Exercise details: For this task, copy all of the data below exactly and skip the pictures.

Dataset content:

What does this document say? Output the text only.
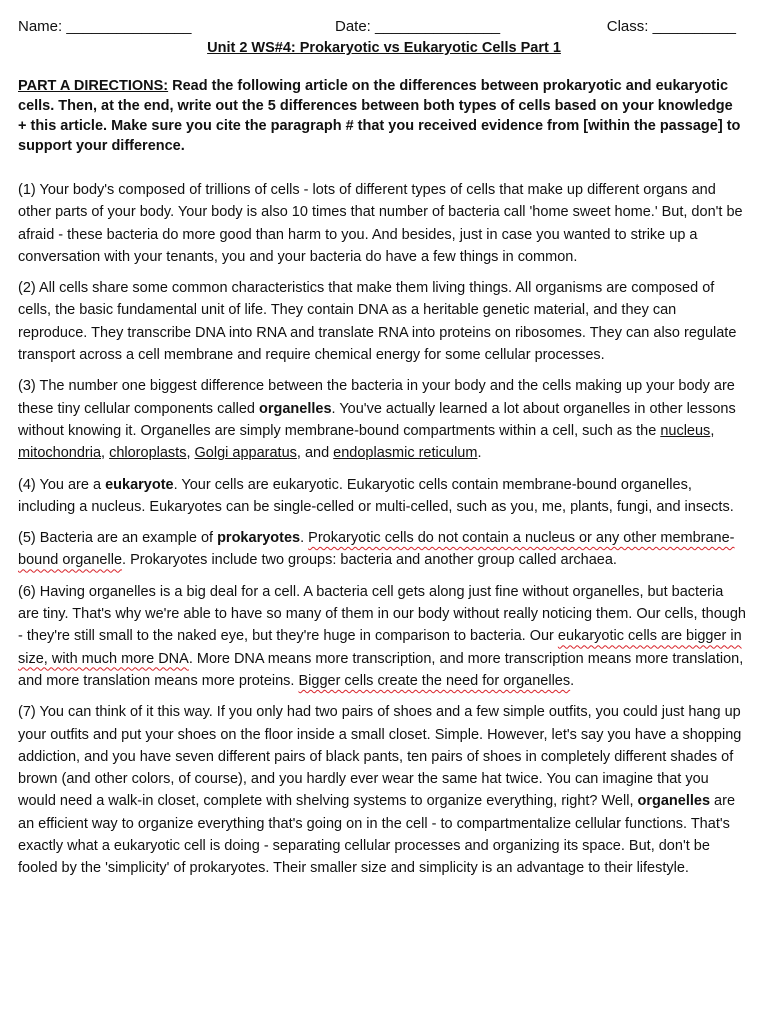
Name: _______________	Date: _______________	Class: __________
Unit 2 WS#4: Prokaryotic vs Eukaryotic Cells Part 1
PART A DIRECTIONS: Read the following article on the differences between prokaryotic and eukaryotic cells. Then, at the end, write out the 5 differences between both types of cells based on your knowledge + this article. Make sure you cite the paragraph # that you received evidence from [within the passage] to support your difference.

(1) Your body's composed of trillions of cells - lots of different types of cells that make up different organs and other parts of your body. Your body is also 10 times that number of bacteria call 'home sweet home.' But, don't be afraid - these bacteria do more good than harm to you. And besides, just in case you wanted to strike up a conversation with your tenants, you and your bacteria do have a few things in common.

(2) All cells share some common characteristics that make them living things. All organisms are composed of cells, the basic fundamental unit of life. They contain DNA as a heritable genetic material, and they can reproduce. They transcribe DNA into RNA and translate RNA into proteins on ribosomes. They can also regulate transport across a cell membrane and require chemical energy for some cellular processes.

(3) The number one biggest difference between the bacteria in your body and the cells making up your body are these tiny cellular components called organelles. You've actually learned a lot about organelles in other lessons without knowing it. Organelles are simply membrane-bound compartments within a cell, such as the nucleus, mitochondria, chloroplasts, Golgi apparatus, and endoplasmic reticulum.

(4) You are a eukaryote. Your cells are eukaryotic. Eukaryotic cells contain membrane-bound organelles, including a nucleus. Eukaryotes can be single-celled or multi-celled, such as you, me, plants, fungi, and insects.

(5) Bacteria are an example of prokaryotes. Prokaryotic cells do not contain a nucleus or any other membrane-bound organelle. Prokaryotes include two groups: bacteria and another group called archaea.

(6) Having organelles is a big deal for a cell. A bacteria cell gets along just fine without organelles, but bacteria are tiny. That's why we're able to have so many of them in our body without really noticing them. Our cells, though - they're still small to the naked eye, but they're huge in comparison to bacteria. Our eukaryotic cells are bigger in size, with much more DNA. More DNA means more transcription, and more transcription means more translation, and more translation means more proteins. Bigger cells create the need for organelles.

(7) You can think of it this way. If you only had two pairs of shoes and a few simple outfits, you could just hang up your outfits and put your shoes on the floor inside a small closet. Simple. However, let's say you have a shopping addiction, and you have seven different pairs of black pants, ten pairs of shoes in completely different shades of brown (and other colors, of course), and you hardly ever wear the same hat twice. You can imagine that you would need a walk-in closet, complete with shelving systems to organize everything, right? Well, organelles are an efficient way to organize everything that's going on in the cell - to compartmentalize cellular functions. That's exactly what a eukaryotic cell is doing - separating cellular processes and organizing its space. But, don't be fooled by the 'simplicity' of prokaryotes. Their smaller size and simplicity is an advantage to their lifestyle.
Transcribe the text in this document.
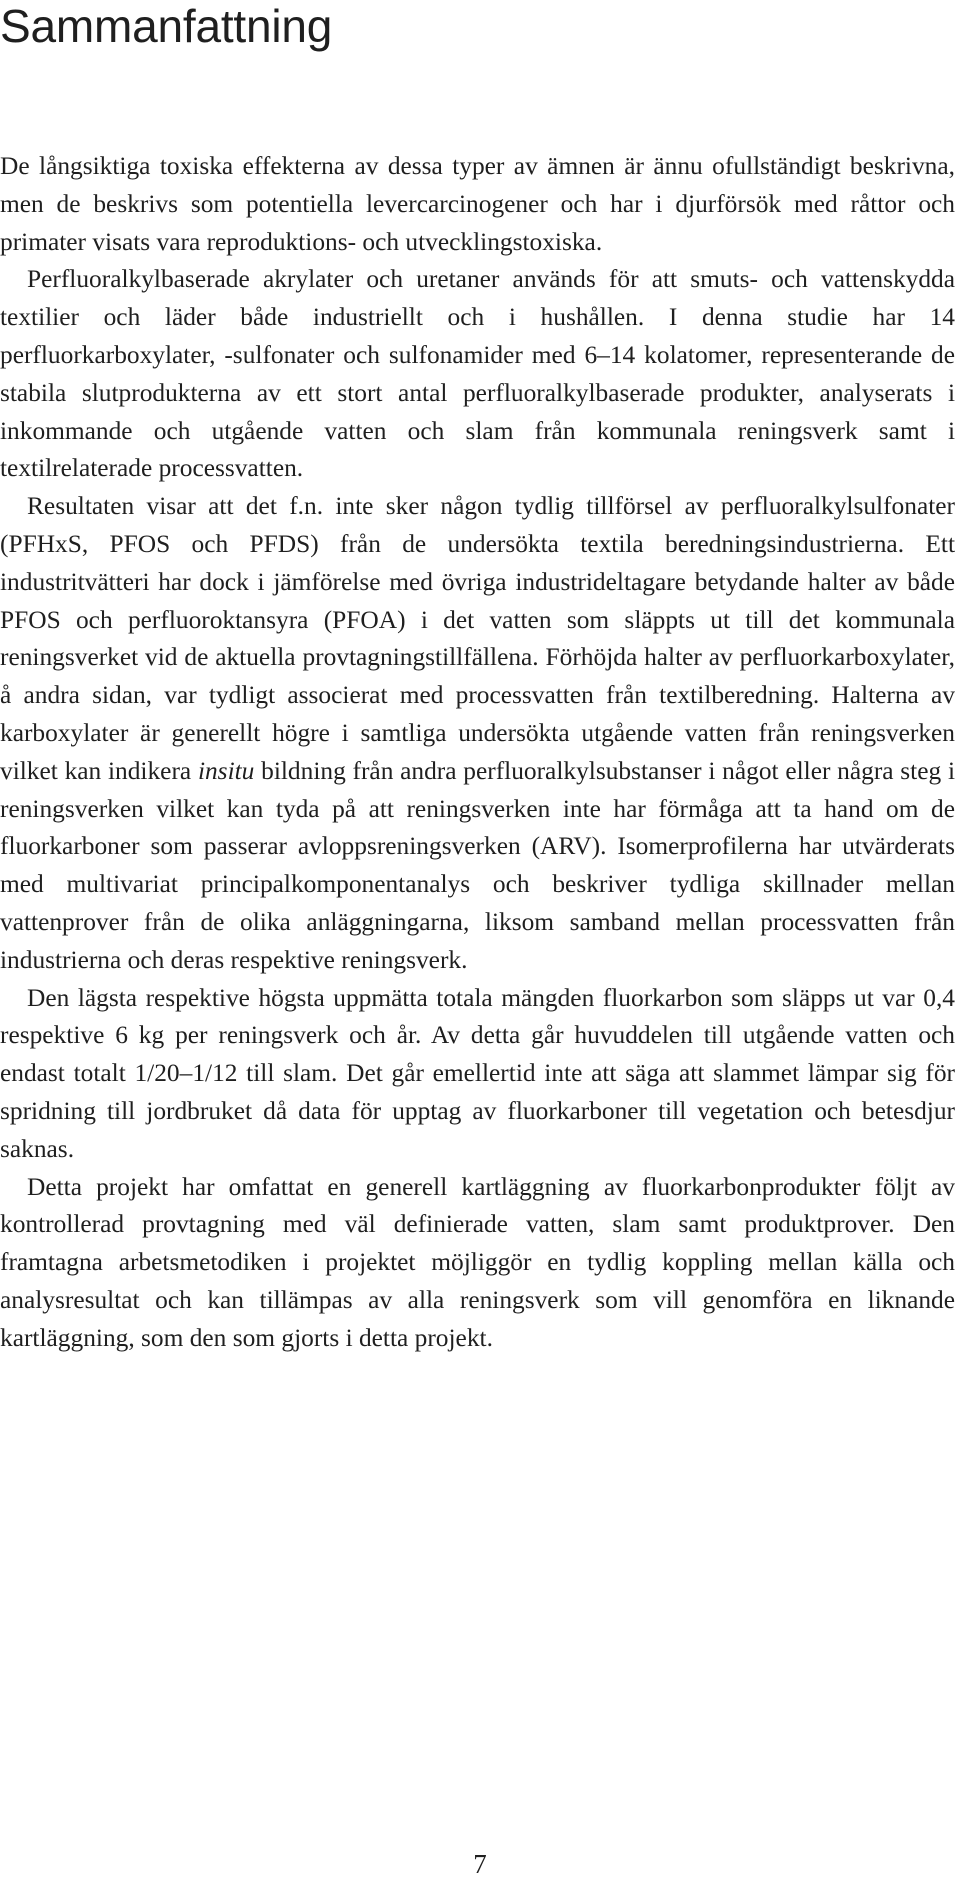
Sammanfattning

De långsiktiga toxiska effekterna av dessa typer av ämnen är ännu ofullständigt beskrivna, men de beskrivs som potentiella levercarcinogener och har i djurförsök med råttor och primater visats vara reproduktions- och utvecklingstoxiska.

Perfluoralkylbaserade akrylater och uretaner används för att smuts- och vattenskydda textilier och läder både industriellt och i hushållen. I denna studie har 14 perfluorkarboxylater, -sulfonater och sulfonamider med 6–14 kolatomer, representerande de stabila slutprodukterna av ett stort antal perfluoralkylbaserade produkter, analyserats i inkommande och utgående vatten och slam från kommunala reningsverk samt i textilrelaterade processvatten.

Resultaten visar att det f.n. inte sker någon tydlig tillförsel av perfluoralkylsulfonater (PFHxS, PFOS och PFDS) från de undersökta textila beredningsindustrierna. Ett industritvätteri har dock i jämförelse med övriga industrideltagare betydande halter av både PFOS och perfluoroktansyra (PFOA) i det vatten som släppts ut till det kommunala reningsverket vid de aktuella provtagningstillfällena. Förhöjda halter av perfluorkarboxylater, å andra sidan, var tydligt associerat med processvatten från textilberedning. Halterna av karboxylater är generellt högre i samtliga undersökta utgående vatten från reningsverken vilket kan indikera insitu bildning från andra perfluoralkylsubstanser i något eller några steg i reningsverken vilket kan tyda på att reningsverken inte har förmåga att ta hand om de fluorkarboner som passerar avloppsreningsverken (ARV). Isomerprofilerna har utvärderats med multivariat principalkomponentanalys och beskriver tydliga skillnader mellan vattenprover från de olika anläggningarna, liksom samband mellan processvatten från industrierna och deras respektive reningsverk.

Den lägsta respektive högsta uppmätta totala mängden fluorkarbon som släpps ut var 0,4 respektive 6 kg per reningsverk och år. Av detta går huvuddelen till utgående vatten och endast totalt 1/20–1/12 till slam. Det går emellertid inte att säga att slammet lämpar sig för spridning till jordbruket då data för upptag av fluorkarboner till vegetation och betesdjur saknas.

Detta projekt har omfattat en generell kartläggning av fluorkarbonprodukter följt av kontrollerad provtagning med väl definierade vatten, slam samt produktprover. Den framtagna arbetsmetodiken i projektet möjliggör en tydlig koppling mellan källa och analysresultat och kan tillämpas av alla reningsverk som vill genomföra en liknande kartläggning, som den som gjorts i detta projekt.

7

Solution:
What does this document say? Output the text only.
Name: _______________	Date: _______________	Class: __________
Unit 2 WS#4: Prokaryotic vs Eukaryotic Cells Part 1
PART A DIRECTIONS: Read the following article on the differences between prokaryotic and eukaryotic cells. Then, at the end, write out the 5 differences between both types of cells based on your knowledge + this article. Make sure you cite the paragraph # that you received evidence from [within the passage] to support your difference.

(1) Your body's composed of trillions of cells - lots of different types of cells that make up different organs and other parts of your body. Your body is also 10 times that number of bacteria call 'home sweet home.' But, don't be afraid - these bacteria do more good than harm to you. And besides, just in case you wanted to strike up a conversation with your tenants, you and your bacteria do have a few things in common.

(2) All cells share some common characteristics that make them living things. All organisms are composed of cells, the basic fundamental unit of life. They contain DNA as a heritable genetic material, and they can reproduce. They transcribe DNA into RNA and translate RNA into proteins on ribosomes. They can also regulate transport across a cell membrane and require chemical energy for some cellular processes.

(3) The number one biggest difference between the bacteria in your body and the cells making up your body are these tiny cellular components called organelles. You've actually learned a lot about organelles in other lessons without knowing it. Organelles are simply membrane-bound compartments within a cell, such as the nucleus, mitochondria, chloroplasts, Golgi apparatus, and endoplasmic reticulum.

(4) You are a eukaryote. Your cells are eukaryotic. Eukaryotic cells contain membrane-bound organelles, including a nucleus. Eukaryotes can be single-celled or multi-celled, such as you, me, plants, fungi, and insects.

(5) Bacteria are an example of prokaryotes. Prokaryotic cells do not contain a nucleus or any other membrane-bound organelle. Prokaryotes include two groups: bacteria and another group called archaea.

(6) Having organelles is a big deal for a cell. A bacteria cell gets along just fine without organelles, but bacteria are tiny. That's why we're able to have so many of them in our body without really noticing them. Our cells, though - they're still small to the naked eye, but they're huge in comparison to bacteria. Our eukaryotic cells are bigger in size, with much more DNA. More DNA means more transcription, and more transcription means more translation, and more translation means more proteins. Bigger cells create the need for organelles.

(7) You can think of it this way. If you only had two pairs of shoes and a few simple outfits, you could just hang up your outfits and put your shoes on the floor inside a small closet. Simple. However, let's say you have a shopping addiction, and you have seven different pairs of black pants, ten pairs of shoes in completely different shades of brown (and other colors, of course), and you hardly ever wear the same hat twice. You can imagine that you would need a walk-in closet, complete with shelving systems to organize everything, right? Well, organelles are an efficient way to organize everything that's going on in the cell - to compartmentalize cellular functions. That's exactly what a eukaryotic cell is doing - separating cellular processes and organizing its space. But, don't be fooled by the 'simplicity' of prokaryotes. Their smaller size and simplicity is an advantage to their lifestyle.
Transcribe the text in this document.
Sammanfattning

De långsiktiga toxiska effekterna av dessa typer av ämnen är ännu ofullständigt beskrivna, men de beskrivs som potentiella levercarcinogener och har i djurförsök med råttor och primater visats vara reproduktions- och utvecklingstoxiska.

Perfluoralkylbaserade akrylater och uretaner används för att smuts- och vattenskydda textilier och läder både industriellt och i hushållen. I denna studie har 14 perfluorkarboxylater, -sulfonater och sulfonamider med 6–14 kolatomer, representerande de stabila slutprodukterna av ett stort antal perfluoralkylbaserade produkter, analyserats i inkommande och utgående vatten och slam från kommunala reningsverk samt i textilrelaterade processvatten.

Resultaten visar att det f.n. inte sker någon tydlig tillförsel av perfluoralkylsulfonater (PFHxS, PFOS och PFDS) från de undersökta textila beredningsindustrierna. Ett industritvätteri har dock i jämförelse med övriga industrideltagare betydande halter av både PFOS och perfluoroktansyra (PFOA) i det vatten som släppts ut till det kommunala reningsverket vid de aktuella provtagningstillfällena. Förhöjda halter av perfluorkarboxylater, å andra sidan, var tydligt associerat med processvatten från textilberedning. Halterna av karboxylater är generellt högre i samtliga undersökta utgående vatten från reningsverken vilket kan indikera insitu bildning från andra perfluoralkylsubstanser i något eller några steg i reningsverken vilket kan tyda på att reningsverken inte har förmåga att ta hand om de fluorkarboner som passerar avloppsreningsverken (ARV). Isomerprofilerna har utvärderats med multivariat principalkomponentanalys och beskriver tydliga skillnader mellan vattenprover från de olika anläggningarna, liksom samband mellan processvatten från industrierna och deras respektive reningsverk.

Den lägsta respektive högsta uppmätta totala mängden fluorkarbon som släpps ut var 0,4 respektive 6 kg per reningsverk och år. Av detta går huvuddelen till utgående vatten och endast totalt 1/20–1/12 till slam. Det går emellertid inte att säga att slammet lämpar sig för spridning till jordbruket då data för upptag av fluorkarboner till vegetation och betesdjur saknas.

Detta projekt har omfattat en generell kartläggning av fluorkarbonprodukter följt av kontrollerad provtagning med väl definierade vatten, slam samt produktprover. Den framtagna arbetsmetodiken i projektet möjliggör en tydlig koppling mellan källa och analysresultat och kan tillämpas av alla reningsverk som vill genomföra en liknande kartläggning, som den som gjorts i detta projekt.

7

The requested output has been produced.